**** SOURCE DATA ****

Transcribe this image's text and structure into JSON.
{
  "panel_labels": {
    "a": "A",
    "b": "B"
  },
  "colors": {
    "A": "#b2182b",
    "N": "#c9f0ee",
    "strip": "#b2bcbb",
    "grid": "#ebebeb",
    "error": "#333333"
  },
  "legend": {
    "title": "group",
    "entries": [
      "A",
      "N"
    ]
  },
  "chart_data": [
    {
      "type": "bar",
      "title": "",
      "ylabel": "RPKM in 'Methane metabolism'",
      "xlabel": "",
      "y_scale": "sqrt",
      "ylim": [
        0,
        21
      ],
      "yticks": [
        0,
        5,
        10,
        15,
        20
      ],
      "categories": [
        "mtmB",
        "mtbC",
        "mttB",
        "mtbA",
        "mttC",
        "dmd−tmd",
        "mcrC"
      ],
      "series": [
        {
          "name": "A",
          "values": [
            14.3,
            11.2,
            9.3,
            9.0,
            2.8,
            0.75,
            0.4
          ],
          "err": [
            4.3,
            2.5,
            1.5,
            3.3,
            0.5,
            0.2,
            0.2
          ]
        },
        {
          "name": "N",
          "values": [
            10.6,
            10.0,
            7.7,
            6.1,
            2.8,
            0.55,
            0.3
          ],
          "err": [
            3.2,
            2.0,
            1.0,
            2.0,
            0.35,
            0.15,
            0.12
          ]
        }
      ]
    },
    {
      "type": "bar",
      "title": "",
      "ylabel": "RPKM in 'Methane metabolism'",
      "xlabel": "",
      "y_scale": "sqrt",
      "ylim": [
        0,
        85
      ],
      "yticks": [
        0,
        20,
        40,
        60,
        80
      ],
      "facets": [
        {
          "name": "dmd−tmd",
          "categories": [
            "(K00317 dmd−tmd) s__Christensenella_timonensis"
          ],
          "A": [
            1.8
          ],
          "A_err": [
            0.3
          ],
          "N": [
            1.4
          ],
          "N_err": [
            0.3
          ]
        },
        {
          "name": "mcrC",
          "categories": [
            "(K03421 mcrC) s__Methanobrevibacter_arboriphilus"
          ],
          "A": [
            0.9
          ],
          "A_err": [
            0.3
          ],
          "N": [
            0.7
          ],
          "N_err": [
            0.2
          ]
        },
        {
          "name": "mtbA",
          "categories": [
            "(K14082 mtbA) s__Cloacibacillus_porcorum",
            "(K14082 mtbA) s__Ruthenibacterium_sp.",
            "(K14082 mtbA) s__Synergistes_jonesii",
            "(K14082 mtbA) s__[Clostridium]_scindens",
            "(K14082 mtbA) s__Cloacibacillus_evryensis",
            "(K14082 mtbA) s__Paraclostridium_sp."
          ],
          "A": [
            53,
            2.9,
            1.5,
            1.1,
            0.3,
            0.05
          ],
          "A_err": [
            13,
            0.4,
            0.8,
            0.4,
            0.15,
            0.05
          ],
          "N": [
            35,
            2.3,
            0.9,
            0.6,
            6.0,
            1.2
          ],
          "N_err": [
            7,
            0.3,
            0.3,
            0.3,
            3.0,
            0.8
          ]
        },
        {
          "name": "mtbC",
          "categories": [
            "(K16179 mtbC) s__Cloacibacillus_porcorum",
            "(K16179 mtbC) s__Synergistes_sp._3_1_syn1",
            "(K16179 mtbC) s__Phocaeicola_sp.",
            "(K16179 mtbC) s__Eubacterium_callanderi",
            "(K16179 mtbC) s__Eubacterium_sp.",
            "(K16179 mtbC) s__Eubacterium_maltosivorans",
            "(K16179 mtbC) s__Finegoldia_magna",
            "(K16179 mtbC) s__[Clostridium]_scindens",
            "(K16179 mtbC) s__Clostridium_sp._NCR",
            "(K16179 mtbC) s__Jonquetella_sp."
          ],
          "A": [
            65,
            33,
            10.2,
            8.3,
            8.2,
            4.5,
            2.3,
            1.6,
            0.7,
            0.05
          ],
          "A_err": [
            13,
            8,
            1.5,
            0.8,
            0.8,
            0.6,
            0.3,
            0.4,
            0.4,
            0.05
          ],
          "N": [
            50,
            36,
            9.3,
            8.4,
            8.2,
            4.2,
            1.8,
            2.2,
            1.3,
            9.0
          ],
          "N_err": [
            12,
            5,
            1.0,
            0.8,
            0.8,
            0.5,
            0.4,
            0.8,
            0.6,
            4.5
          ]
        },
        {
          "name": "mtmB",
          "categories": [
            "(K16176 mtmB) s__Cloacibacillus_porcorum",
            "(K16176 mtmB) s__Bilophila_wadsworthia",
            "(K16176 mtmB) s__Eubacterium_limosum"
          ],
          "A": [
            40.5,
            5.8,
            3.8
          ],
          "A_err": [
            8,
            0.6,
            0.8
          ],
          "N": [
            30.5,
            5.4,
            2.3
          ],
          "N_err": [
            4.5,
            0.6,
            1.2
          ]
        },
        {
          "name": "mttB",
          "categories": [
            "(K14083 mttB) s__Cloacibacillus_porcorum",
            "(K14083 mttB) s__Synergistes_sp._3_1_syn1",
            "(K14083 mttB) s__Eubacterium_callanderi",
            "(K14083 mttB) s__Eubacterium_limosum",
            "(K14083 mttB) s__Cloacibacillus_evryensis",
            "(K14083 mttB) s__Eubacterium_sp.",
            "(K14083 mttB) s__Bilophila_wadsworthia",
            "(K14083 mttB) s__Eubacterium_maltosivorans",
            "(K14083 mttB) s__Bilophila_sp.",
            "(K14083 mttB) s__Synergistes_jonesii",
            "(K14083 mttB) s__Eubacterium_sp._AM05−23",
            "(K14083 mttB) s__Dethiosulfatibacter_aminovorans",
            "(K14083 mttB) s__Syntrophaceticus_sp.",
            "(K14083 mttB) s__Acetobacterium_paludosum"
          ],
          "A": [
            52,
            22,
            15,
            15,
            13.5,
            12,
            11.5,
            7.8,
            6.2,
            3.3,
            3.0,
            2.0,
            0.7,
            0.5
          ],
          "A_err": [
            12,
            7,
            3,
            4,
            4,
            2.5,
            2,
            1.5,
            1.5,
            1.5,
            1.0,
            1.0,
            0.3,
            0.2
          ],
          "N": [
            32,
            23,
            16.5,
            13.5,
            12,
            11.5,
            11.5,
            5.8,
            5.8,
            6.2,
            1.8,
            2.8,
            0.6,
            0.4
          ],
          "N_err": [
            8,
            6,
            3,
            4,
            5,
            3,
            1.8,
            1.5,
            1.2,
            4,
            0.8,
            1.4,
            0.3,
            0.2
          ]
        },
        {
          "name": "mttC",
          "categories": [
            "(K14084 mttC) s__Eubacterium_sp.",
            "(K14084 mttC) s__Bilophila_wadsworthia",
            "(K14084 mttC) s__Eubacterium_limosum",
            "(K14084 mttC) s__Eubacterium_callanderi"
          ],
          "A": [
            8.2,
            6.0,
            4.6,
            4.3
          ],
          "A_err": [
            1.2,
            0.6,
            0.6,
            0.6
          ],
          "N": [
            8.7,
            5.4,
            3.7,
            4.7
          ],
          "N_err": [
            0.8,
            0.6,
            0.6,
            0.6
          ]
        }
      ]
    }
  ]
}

****

- _INSTRUCTIONS TO FOLLOW_: Copy out the full set of records precisely, leaving nothing out.

- _RESULT OF THE EXERCISE_:
Transcribe this image's text and structure into JSON.
{
  "panel_labels": {
    "a": "A",
    "b": "B"
  },
  "colors": {
    "A": "#b2182b",
    "N": "#c9f0ee",
    "strip": "#b2bcbb",
    "grid": "#ebebeb",
    "error": "#333333"
  },
  "legend": {
    "title": "group",
    "entries": [
      "A",
      "N"
    ]
  },
  "chart_data": [
    {
      "type": "bar",
      "title": "",
      "ylabel": "RPKM in 'Methane metabolism'",
      "xlabel": "",
      "y_scale": "sqrt",
      "ylim": [
        0,
        21
      ],
      "yticks": [
        0,
        5,
        10,
        15,
        20
      ],
      "categories": [
        "mtmB",
        "mtbC",
        "mttB",
        "mtbA",
        "mttC",
        "dmd−tmd",
        "mcrC"
      ],
      "series": [
        {
          "name": "A",
          "values": [
            14.3,
            11.2,
            9.3,
            9.0,
            2.8,
            0.75,
            0.4
          ],
          "err": [
            4.3,
            2.5,
            1.5,
            3.3,
            0.5,
            0.2,
            0.2
          ]
        },
        {
          "name": "N",
          "values": [
            10.6,
            10.0,
            7.7,
            6.1,
            2.8,
            0.55,
            0.3
          ],
          "err": [
            3.2,
            2.0,
            1.0,
            2.0,
            0.35,
            0.15,
            0.12
          ]
        }
      ]
    },
    {
      "type": "bar",
      "title": "",
      "ylabel": "RPKM in 'Methane metabolism'",
      "xlabel": "",
      "y_scale": "sqrt",
      "ylim": [
        0,
        85
      ],
      "yticks": [
        0,
        20,
        40,
        60,
        80
      ],
      "facets": [
        {
          "name": "dmd−tmd",
          "categories": [
            "(K00317 dmd−tmd) s__Christensenella_timonensis"
          ],
          "A": [
            1.8
          ],
          "A_err": [
            0.3
          ],
          "N": [
            1.4
          ],
          "N_err": [
            0.3
          ]
        },
        {
          "name": "mcrC",
          "categories": [
            "(K03421 mcrC) s__Methanobrevibacter_arboriphilus"
          ],
          "A": [
            0.9
          ],
          "A_err": [
            0.3
          ],
          "N": [
            0.7
          ],
          "N_err": [
            0.2
          ]
        },
        {
          "name": "mtbA",
          "categories": [
            "(K14082 mtbA) s__Cloacibacillus_porcorum",
            "(K14082 mtbA) s__Ruthenibacterium_sp.",
            "(K14082 mtbA) s__Synergistes_jonesii",
            "(K14082 mtbA) s__[Clostridium]_scindens",
            "(K14082 mtbA) s__Cloacibacillus_evryensis",
            "(K14082 mtbA) s__Paraclostridium_sp."
          ],
          "A": [
            53,
            2.9,
            1.5,
            1.1,
            0.3,
            0.05
          ],
          "A_err": [
            13,
            0.4,
            0.8,
            0.4,
            0.15,
            0.05
          ],
          "N": [
            35,
            2.3,
            0.9,
            0.6,
            6.0,
            1.2
          ],
          "N_err": [
            7,
            0.3,
            0.3,
            0.3,
            3.0,
            0.8
          ]
        },
        {
          "name": "mtbC",
          "categories": [
            "(K16179 mtbC) s__Cloacibacillus_porcorum",
            "(K16179 mtbC) s__Synergistes_sp._3_1_syn1",
            "(K16179 mtbC) s__Phocaeicola_sp.",
            "(K16179 mtbC) s__Eubacterium_callanderi",
            "(K16179 mtbC) s__Eubacterium_sp.",
            "(K16179 mtbC) s__Eubacterium_maltosivorans",
            "(K16179 mtbC) s__Finegoldia_magna",
            "(K16179 mtbC) s__[Clostridium]_scindens",
            "(K16179 mtbC) s__Clostridium_sp._NCR",
            "(K16179 mtbC) s__Jonquetella_sp."
          ],
          "A": [
            65,
            33,
            10.2,
            8.3,
            8.2,
            4.5,
            2.3,
            1.6,
            0.7,
            0.05
          ],
          "A_err": [
            13,
            8,
            1.5,
            0.8,
            0.8,
            0.6,
            0.3,
            0.4,
            0.4,
            0.05
          ],
          "N": [
            50,
            36,
            9.3,
            8.4,
            8.2,
            4.2,
            1.8,
            2.2,
            1.3,
            9.0
          ],
          "N_err": [
            12,
            5,
            1.0,
            0.8,
            0.8,
            0.5,
            0.4,
            0.8,
            0.6,
            4.5
          ]
        },
        {
          "name": "mtmB",
          "categories": [
            "(K16176 mtmB) s__Cloacibacillus_porcorum",
            "(K16176 mtmB) s__Bilophila_wadsworthia",
            "(K16176 mtmB) s__Eubacterium_limosum"
          ],
          "A": [
            40.5,
            5.8,
            3.8
          ],
          "A_err": [
            8,
            0.6,
            0.8
          ],
          "N": [
            30.5,
            5.4,
            2.3
          ],
          "N_err": [
            4.5,
            0.6,
            1.2
          ]
        },
        {
          "name": "mttB",
          "categories": [
            "(K14083 mttB) s__Cloacibacillus_porcorum",
            "(K14083 mttB) s__Synergistes_sp._3_1_syn1",
            "(K14083 mttB) s__Eubacterium_callanderi",
            "(K14083 mttB) s__Eubacterium_limosum",
            "(K14083 mttB) s__Cloacibacillus_evryensis",
            "(K14083 mttB) s__Eubacterium_sp.",
            "(K14083 mttB) s__Bilophila_wadsworthia",
            "(K14083 mttB) s__Eubacterium_maltosivorans",
            "(K14083 mttB) s__Bilophila_sp.",
            "(K14083 mttB) s__Synergistes_jonesii",
            "(K14083 mttB) s__Eubacterium_sp._AM05−23",
            "(K14083 mttB) s__Dethiosulfatibacter_aminovorans",
            "(K14083 mttB) s__Syntrophaceticus_sp.",
            "(K14083 mttB) s__Acetobacterium_paludosum"
          ],
          "A": [
            52,
            22,
            15,
            15,
            13.5,
            12,
            11.5,
            7.8,
            6.2,
            3.3,
            3.0,
            2.0,
            0.7,
            0.5
          ],
          "A_err": [
            12,
            7,
            3,
            4,
            4,
            2.5,
            2,
            1.5,
            1.5,
            1.5,
            1.0,
            1.0,
            0.3,
            0.2
          ],
          "N": [
            32,
            23,
            16.5,
            13.5,
            12,
            11.5,
            11.5,
            5.8,
            5.8,
            6.2,
            1.8,
            2.8,
            0.6,
            0.4
          ],
          "N_err": [
            8,
            6,
            3,
            4,
            5,
            3,
            1.8,
            1.5,
            1.2,
            4,
            0.8,
            1.4,
            0.3,
            0.2
          ]
        },
        {
          "name": "mttC",
          "categories": [
            "(K14084 mttC) s__Eubacterium_sp.",
            "(K14084 mttC) s__Bilophila_wadsworthia",
            "(K14084 mttC) s__Eubacterium_limosum",
            "(K14084 mttC) s__Eubacterium_callanderi"
          ],
          "A": [
            8.2,
            6.0,
            4.6,
            4.3
          ],
          "A_err": [
            1.2,
            0.6,
            0.6,
            0.6
          ],
          "N": [
            8.7,
            5.4,
            3.7,
            4.7
          ],
          "N_err": [
            0.8,
            0.6,
            0.6,
            0.6
          ]
        }
      ]
    }
  ]
}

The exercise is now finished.